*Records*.
## Begin

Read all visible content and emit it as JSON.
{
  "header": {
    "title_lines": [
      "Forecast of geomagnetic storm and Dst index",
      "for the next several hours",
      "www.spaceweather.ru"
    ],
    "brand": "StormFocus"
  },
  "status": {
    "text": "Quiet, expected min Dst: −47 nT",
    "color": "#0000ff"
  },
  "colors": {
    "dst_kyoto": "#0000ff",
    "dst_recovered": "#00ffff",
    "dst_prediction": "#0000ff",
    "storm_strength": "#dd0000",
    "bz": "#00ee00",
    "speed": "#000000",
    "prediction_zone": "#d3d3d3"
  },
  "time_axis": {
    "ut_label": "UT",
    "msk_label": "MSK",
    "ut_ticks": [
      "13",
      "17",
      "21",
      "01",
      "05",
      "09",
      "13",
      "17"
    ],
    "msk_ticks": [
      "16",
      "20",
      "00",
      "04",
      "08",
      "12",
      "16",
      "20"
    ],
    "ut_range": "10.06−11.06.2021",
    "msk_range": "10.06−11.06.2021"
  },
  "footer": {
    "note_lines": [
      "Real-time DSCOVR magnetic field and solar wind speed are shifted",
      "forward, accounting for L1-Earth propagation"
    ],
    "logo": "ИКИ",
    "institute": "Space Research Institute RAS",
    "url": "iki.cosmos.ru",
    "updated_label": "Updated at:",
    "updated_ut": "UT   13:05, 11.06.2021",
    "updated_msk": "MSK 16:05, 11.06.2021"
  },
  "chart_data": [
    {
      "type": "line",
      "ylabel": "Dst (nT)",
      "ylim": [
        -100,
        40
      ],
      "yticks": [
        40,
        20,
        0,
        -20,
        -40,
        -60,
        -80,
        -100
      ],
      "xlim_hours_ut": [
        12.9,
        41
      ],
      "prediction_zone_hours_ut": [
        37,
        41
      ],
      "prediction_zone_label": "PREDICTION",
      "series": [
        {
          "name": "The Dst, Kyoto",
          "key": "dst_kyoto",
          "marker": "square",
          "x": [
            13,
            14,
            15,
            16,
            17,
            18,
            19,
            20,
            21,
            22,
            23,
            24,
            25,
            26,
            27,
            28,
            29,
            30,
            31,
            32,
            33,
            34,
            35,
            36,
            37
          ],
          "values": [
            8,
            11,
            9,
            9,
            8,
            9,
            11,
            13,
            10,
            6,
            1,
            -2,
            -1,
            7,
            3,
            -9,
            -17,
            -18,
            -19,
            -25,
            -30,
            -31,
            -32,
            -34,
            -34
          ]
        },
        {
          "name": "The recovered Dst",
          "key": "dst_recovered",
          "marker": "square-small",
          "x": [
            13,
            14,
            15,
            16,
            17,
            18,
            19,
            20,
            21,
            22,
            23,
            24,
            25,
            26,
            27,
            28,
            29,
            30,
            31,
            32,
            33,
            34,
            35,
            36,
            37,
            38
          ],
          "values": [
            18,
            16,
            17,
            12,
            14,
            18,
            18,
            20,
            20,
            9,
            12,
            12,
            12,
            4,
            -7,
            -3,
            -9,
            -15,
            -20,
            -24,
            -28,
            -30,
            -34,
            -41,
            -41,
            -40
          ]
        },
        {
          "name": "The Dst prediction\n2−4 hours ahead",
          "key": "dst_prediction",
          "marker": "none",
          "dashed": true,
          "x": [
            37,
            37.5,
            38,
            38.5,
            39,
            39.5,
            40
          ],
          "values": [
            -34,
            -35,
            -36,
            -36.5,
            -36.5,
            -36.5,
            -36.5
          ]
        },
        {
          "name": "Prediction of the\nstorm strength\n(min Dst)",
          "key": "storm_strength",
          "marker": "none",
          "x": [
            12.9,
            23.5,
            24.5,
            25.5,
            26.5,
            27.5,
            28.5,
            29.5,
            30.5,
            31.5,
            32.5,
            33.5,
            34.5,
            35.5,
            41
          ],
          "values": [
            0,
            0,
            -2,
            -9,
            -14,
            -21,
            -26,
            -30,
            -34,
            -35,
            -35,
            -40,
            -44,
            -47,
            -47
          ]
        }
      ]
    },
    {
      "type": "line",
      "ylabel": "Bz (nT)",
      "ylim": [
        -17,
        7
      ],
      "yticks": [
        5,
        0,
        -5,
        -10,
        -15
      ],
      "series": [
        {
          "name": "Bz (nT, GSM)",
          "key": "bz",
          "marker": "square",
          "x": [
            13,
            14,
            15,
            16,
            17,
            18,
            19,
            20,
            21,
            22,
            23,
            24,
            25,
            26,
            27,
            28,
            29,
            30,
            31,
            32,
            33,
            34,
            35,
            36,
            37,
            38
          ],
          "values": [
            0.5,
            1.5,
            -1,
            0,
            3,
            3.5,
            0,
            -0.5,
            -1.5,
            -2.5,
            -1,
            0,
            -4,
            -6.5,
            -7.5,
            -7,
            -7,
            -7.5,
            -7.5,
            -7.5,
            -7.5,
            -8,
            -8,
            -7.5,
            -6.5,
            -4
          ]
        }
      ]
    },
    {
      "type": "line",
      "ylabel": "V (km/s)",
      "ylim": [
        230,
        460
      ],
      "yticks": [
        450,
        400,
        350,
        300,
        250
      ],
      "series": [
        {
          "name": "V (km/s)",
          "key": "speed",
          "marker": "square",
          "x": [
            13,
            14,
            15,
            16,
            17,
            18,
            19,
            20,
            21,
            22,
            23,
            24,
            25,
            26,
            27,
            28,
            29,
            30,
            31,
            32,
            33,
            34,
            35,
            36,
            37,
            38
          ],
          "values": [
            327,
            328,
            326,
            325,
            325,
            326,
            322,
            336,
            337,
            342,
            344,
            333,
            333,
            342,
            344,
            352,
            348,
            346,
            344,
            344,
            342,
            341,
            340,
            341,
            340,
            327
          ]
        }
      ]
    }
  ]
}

## End

*TASK STATEMENT*.
Set down the listing above in full, please, exactly as it appears.

*RESULT FOR THIS TASK*.
Read all visible content and emit it as JSON.
{
  "header": {
    "title_lines": [
      "Forecast of geomagnetic storm and Dst index",
      "for the next several hours",
      "www.spaceweather.ru"
    ],
    "brand": "StormFocus"
  },
  "status": {
    "text": "Quiet, expected min Dst: −47 nT",
    "color": "#0000ff"
  },
  "colors": {
    "dst_kyoto": "#0000ff",
    "dst_recovered": "#00ffff",
    "dst_prediction": "#0000ff",
    "storm_strength": "#dd0000",
    "bz": "#00ee00",
    "speed": "#000000",
    "prediction_zone": "#d3d3d3"
  },
  "time_axis": {
    "ut_label": "UT",
    "msk_label": "MSK",
    "ut_ticks": [
      "13",
      "17",
      "21",
      "01",
      "05",
      "09",
      "13",
      "17"
    ],
    "msk_ticks": [
      "16",
      "20",
      "00",
      "04",
      "08",
      "12",
      "16",
      "20"
    ],
    "ut_range": "10.06−11.06.2021",
    "msk_range": "10.06−11.06.2021"
  },
  "footer": {
    "note_lines": [
      "Real-time DSCOVR magnetic field and solar wind speed are shifted",
      "forward, accounting for L1-Earth propagation"
    ],
    "logo": "ИКИ",
    "institute": "Space Research Institute RAS",
    "url": "iki.cosmos.ru",
    "updated_label": "Updated at:",
    "updated_ut": "UT   13:05, 11.06.2021",
    "updated_msk": "MSK 16:05, 11.06.2021"
  },
  "chart_data": [
    {
      "type": "line",
      "ylabel": "Dst (nT)",
      "ylim": [
        -100,
        40
      ],
      "yticks": [
        40,
        20,
        0,
        -20,
        -40,
        -60,
        -80,
        -100
      ],
      "xlim_hours_ut": [
        12.9,
        41
      ],
      "prediction_zone_hours_ut": [
        37,
        41
      ],
      "prediction_zone_label": "PREDICTION",
      "series": [
        {
          "name": "The Dst, Kyoto",
          "key": "dst_kyoto",
          "marker": "square",
          "x": [
            13,
            14,
            15,
            16,
            17,
            18,
            19,
            20,
            21,
            22,
            23,
            24,
            25,
            26,
            27,
            28,
            29,
            30,
            31,
            32,
            33,
            34,
            35,
            36,
            37
          ],
          "values": [
            8,
            11,
            9,
            9,
            8,
            9,
            11,
            13,
            10,
            6,
            1,
            -2,
            -1,
            7,
            3,
            -9,
            -17,
            -18,
            -19,
            -25,
            -30,
            -31,
            -32,
            -34,
            -34
          ]
        },
        {
          "name": "The recovered Dst",
          "key": "dst_recovered",
          "marker": "square-small",
          "x": [
            13,
            14,
            15,
            16,
            17,
            18,
            19,
            20,
            21,
            22,
            23,
            24,
            25,
            26,
            27,
            28,
            29,
            30,
            31,
            32,
            33,
            34,
            35,
            36,
            37,
            38
          ],
          "values": [
            18,
            16,
            17,
            12,
            14,
            18,
            18,
            20,
            20,
            9,
            12,
            12,
            12,
            4,
            -7,
            -3,
            -9,
            -15,
            -20,
            -24,
            -28,
            -30,
            -34,
            -41,
            -41,
            -40
          ]
        },
        {
          "name": "The Dst prediction\n2−4 hours ahead",
          "key": "dst_prediction",
          "marker": "none",
          "dashed": true,
          "x": [
            37,
            37.5,
            38,
            38.5,
            39,
            39.5,
            40
          ],
          "values": [
            -34,
            -35,
            -36,
            -36.5,
            -36.5,
            -36.5,
            -36.5
          ]
        },
        {
          "name": "Prediction of the\nstorm strength\n(min Dst)",
          "key": "storm_strength",
          "marker": "none",
          "x": [
            12.9,
            23.5,
            24.5,
            25.5,
            26.5,
            27.5,
            28.5,
            29.5,
            30.5,
            31.5,
            32.5,
            33.5,
            34.5,
            35.5,
            41
          ],
          "values": [
            0,
            0,
            -2,
            -9,
            -14,
            -21,
            -26,
            -30,
            -34,
            -35,
            -35,
            -40,
            -44,
            -47,
            -47
          ]
        }
      ]
    },
    {
      "type": "line",
      "ylabel": "Bz (nT)",
      "ylim": [
        -17,
        7
      ],
      "yticks": [
        5,
        0,
        -5,
        -10,
        -15
      ],
      "series": [
        {
          "name": "Bz (nT, GSM)",
          "key": "bz",
          "marker": "square",
          "x": [
            13,
            14,
            15,
            16,
            17,
            18,
            19,
            20,
            21,
            22,
            23,
            24,
            25,
            26,
            27,
            28,
            29,
            30,
            31,
            32,
            33,
            34,
            35,
            36,
            37,
            38
          ],
          "values": [
            0.5,
            1.5,
            -1,
            0,
            3,
            3.5,
            0,
            -0.5,
            -1.5,
            -2.5,
            -1,
            0,
            -4,
            -6.5,
            -7.5,
            -7,
            -7,
            -7.5,
            -7.5,
            -7.5,
            -7.5,
            -8,
            -8,
            -7.5,
            -6.5,
            -4
          ]
        }
      ]
    },
    {
      "type": "line",
      "ylabel": "V (km/s)",
      "ylim": [
        230,
        460
      ],
      "yticks": [
        450,
        400,
        350,
        300,
        250
      ],
      "series": [
        {
          "name": "V (km/s)",
          "key": "speed",
          "marker": "square",
          "x": [
            13,
            14,
            15,
            16,
            17,
            18,
            19,
            20,
            21,
            22,
            23,
            24,
            25,
            26,
            27,
            28,
            29,
            30,
            31,
            32,
            33,
            34,
            35,
            36,
            37,
            38
          ],
          "values": [
            327,
            328,
            326,
            325,
            325,
            326,
            322,
            336,
            337,
            342,
            344,
            333,
            333,
            342,
            344,
            352,
            348,
            346,
            344,
            344,
            342,
            341,
            340,
            341,
            340,
            327
          ]
        }
      ]
    }
  ]
}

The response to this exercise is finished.